Begin Working data
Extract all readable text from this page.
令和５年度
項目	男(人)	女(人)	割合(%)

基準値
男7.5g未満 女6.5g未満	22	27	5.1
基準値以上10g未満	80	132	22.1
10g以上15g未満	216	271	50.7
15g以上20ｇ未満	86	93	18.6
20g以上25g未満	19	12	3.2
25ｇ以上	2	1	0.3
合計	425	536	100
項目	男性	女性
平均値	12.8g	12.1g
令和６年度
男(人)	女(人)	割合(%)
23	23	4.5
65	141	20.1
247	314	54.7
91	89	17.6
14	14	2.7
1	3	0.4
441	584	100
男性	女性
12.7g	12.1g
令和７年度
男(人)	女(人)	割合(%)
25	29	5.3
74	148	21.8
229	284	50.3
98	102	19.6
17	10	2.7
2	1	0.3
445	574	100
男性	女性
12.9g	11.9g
End Working data
Instructions to follow: Return the material in full, exactly as shown.

Expected answer:
Extract all readable text from this page.
令和５年度
項目	男(人)	女(人)	割合(%)

基準値
男7.5g未満 女6.5g未満	22	27	5.1
基準値以上10g未満	80	132	22.1
10g以上15g未満	216	271	50.7
15g以上20ｇ未満	86	93	18.6
20g以上25g未満	19	12	3.2
25ｇ以上	2	1	0.3
合計	425	536	100
項目	男性	女性
平均値	12.8g	12.1g
令和６年度
男(人)	女(人)	割合(%)
23	23	4.5
65	141	20.1
247	314	54.7
91	89	17.6
14	14	2.7
1	3	0.4
441	584	100
男性	女性
12.7g	12.1g
令和７年度
男(人)	女(人)	割合(%)
25	29	5.3
74	148	21.8
229	284	50.3
98	102	19.6
17	10	2.7
2	1	0.3
445	574	100
男性	女性
12.9g	11.9g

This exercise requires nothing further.